→ **DIRECTIONS**: Return all lines in the material below that contain "jejich".

→ **THE DATA**:
::::
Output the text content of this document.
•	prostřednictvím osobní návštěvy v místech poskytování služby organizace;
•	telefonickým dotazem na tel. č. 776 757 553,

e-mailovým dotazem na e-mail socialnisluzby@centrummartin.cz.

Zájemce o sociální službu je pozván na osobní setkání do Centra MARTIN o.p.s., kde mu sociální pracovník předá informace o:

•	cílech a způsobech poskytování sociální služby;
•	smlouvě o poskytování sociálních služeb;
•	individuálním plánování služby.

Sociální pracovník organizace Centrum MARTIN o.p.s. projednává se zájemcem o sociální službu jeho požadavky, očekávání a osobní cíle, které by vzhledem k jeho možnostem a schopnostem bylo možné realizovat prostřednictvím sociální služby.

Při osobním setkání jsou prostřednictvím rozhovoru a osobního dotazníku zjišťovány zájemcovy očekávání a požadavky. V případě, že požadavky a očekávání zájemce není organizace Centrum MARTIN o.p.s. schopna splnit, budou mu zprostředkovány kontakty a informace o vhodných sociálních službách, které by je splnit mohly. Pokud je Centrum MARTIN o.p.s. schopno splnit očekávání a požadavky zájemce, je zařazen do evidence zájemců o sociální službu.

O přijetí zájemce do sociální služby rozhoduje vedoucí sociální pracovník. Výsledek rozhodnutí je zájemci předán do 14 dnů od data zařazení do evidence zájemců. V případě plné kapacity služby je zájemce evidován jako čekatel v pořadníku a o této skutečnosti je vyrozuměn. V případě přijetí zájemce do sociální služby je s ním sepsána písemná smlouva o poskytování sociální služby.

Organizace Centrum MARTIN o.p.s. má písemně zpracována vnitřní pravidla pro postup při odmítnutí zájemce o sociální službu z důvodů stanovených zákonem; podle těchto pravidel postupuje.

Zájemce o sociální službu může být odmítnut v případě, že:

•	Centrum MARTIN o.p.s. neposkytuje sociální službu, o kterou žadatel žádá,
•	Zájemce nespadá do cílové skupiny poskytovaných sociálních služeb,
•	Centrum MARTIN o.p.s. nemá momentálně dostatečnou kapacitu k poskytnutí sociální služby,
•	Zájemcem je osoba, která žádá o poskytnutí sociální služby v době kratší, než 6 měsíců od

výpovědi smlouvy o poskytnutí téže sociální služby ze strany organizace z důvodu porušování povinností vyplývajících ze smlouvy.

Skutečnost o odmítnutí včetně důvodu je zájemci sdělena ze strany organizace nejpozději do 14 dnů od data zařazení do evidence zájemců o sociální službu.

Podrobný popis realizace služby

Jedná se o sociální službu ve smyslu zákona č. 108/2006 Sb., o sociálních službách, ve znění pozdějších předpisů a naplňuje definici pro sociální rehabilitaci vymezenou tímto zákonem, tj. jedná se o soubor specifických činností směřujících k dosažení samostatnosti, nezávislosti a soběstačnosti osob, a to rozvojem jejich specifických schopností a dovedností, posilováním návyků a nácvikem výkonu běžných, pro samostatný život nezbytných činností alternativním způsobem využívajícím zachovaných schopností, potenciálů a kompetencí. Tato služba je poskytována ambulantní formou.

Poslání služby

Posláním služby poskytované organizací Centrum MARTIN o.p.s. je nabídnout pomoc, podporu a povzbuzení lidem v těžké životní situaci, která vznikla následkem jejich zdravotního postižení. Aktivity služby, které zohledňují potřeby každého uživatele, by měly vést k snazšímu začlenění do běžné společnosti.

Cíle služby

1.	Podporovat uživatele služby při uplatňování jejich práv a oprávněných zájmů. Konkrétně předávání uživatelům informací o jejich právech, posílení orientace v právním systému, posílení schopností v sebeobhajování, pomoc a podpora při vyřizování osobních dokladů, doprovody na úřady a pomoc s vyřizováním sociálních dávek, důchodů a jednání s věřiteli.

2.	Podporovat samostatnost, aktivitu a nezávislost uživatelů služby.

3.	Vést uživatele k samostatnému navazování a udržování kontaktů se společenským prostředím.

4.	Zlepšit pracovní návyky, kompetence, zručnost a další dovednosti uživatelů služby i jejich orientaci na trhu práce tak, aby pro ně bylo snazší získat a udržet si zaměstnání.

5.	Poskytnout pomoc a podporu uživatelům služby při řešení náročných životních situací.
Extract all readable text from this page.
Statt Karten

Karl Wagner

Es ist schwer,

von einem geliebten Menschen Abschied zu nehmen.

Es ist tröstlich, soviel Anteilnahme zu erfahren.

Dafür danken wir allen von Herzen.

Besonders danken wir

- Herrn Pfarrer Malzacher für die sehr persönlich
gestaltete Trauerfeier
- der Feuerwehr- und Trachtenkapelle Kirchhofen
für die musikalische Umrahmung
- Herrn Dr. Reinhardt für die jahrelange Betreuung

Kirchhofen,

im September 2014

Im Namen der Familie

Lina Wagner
::::
→ **TASK RESPONSE**:
Jedná se o sociální službu ve smyslu zákona č. 108/2006 Sb., o sociálních službách, ve znění pozdějších předpisů a naplňuje definici pro sociální rehabilitaci vymezenou tímto zákonem, tj. jedná se o soubor specifických činností směřujících k dosažení samostatnosti, nezávislosti a soběstačnosti osob, a to rozvojem jejich specifických schopností a dovedností, posilováním návyků a nácvikem výkonu běžných, pro samostatný život nezbytných činností alternativním způsobem využívajícím zachovaných schopností, potenciálů a kompetencí. Tato služba je poskytována ambulantní formou.
Posláním služby poskytované organizací Centrum MARTIN o.p.s. je nabídnout pomoc, podporu a povzbuzení lidem v těžké životní situaci, která vznikla následkem jejich zdravotního postižení. Aktivity služby, které zohledňují potřeby každého uživatele, by měly vést k snazšímu začlenění do běžné společnosti.
1.	Podporovat uživatele služby při uplatňování jejich práv a oprávněných zájmů. Konkrétně předávání uživatelům informací o jejich právech, posílení orientace v právním systému, posílení schopností v sebeobhajování, pomoc a podpora při vyřizování osobních dokladů, doprovody na úřady a pomoc s vyřizováním sociálních dávek, důchodů a jednání s věřiteli.
4.	Zlepšit pracovní návyky, kompetence, zručnost a další dovednosti uživatelů služby i jejich orientaci na trhu práce tak, aby pro ně bylo snazší získat a udržet si zaměstnání.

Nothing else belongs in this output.